--- Begin RECORD EXCERPTS ---

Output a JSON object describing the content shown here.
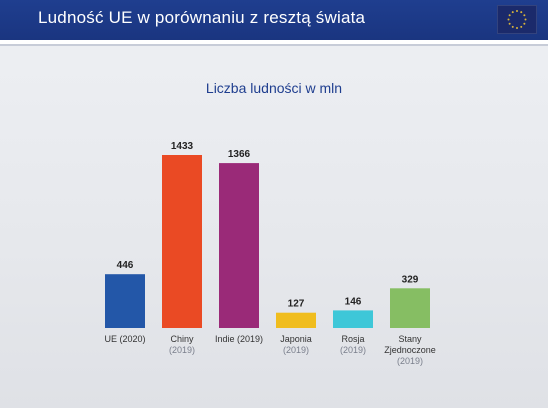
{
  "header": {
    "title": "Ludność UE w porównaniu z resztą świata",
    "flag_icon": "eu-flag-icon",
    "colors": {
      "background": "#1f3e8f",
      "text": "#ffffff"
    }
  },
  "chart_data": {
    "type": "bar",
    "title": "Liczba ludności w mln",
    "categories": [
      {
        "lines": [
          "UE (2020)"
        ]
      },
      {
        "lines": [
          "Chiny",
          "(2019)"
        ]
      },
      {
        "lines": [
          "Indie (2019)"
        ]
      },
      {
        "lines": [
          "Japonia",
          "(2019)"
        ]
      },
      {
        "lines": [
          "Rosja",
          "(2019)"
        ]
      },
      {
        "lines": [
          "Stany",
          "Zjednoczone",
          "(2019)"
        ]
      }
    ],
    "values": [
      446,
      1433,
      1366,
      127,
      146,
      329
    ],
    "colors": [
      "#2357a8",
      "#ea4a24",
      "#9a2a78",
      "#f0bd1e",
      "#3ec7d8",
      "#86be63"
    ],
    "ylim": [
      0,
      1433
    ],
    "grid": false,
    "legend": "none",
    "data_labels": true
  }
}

--- End RECORD EXCERPTS ---
--- Begin RECORD EXCERPTS ---

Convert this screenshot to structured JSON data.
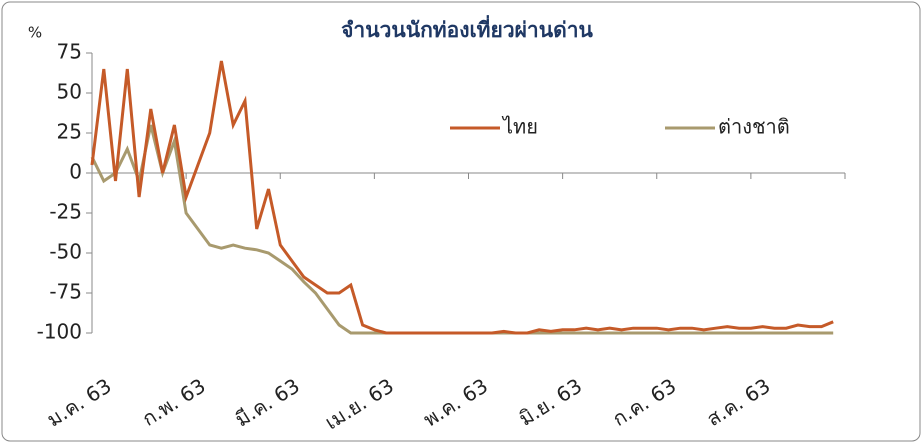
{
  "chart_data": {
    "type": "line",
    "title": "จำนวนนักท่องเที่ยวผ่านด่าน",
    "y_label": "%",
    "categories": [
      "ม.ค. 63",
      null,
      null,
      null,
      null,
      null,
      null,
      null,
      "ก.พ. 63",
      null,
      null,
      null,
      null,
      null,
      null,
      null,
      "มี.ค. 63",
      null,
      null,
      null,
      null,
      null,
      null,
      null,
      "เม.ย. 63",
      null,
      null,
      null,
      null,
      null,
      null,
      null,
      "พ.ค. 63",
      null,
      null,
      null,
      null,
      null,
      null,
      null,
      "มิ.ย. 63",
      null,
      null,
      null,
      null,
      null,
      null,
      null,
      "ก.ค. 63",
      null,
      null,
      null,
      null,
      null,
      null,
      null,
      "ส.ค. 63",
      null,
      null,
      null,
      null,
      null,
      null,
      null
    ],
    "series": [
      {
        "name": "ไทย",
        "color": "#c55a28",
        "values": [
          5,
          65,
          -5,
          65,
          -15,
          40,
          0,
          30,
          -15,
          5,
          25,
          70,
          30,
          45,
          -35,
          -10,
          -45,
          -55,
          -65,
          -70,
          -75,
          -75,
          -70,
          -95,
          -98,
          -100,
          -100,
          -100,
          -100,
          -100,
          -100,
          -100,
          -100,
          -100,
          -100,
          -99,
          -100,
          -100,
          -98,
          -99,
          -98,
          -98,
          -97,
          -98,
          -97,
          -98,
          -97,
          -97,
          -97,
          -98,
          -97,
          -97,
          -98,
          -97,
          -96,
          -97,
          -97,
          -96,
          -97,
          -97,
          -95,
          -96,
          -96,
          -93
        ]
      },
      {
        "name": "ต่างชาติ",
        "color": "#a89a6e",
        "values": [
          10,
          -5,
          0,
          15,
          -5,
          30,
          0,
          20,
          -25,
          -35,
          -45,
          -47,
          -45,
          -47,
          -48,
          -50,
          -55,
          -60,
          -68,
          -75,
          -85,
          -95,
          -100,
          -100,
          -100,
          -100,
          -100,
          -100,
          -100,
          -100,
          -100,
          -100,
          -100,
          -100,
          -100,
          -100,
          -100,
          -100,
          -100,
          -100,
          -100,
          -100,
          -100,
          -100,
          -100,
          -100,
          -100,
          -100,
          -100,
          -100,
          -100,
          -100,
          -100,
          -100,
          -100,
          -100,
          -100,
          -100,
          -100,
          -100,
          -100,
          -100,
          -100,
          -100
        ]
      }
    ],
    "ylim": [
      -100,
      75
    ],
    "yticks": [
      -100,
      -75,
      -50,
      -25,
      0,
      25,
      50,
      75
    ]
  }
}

--- End RECORD EXCERPTS ---

# DIRECTION
Only a number is wanted: how many lines of the material above hold "JSON"?

# FINAL RESULT
2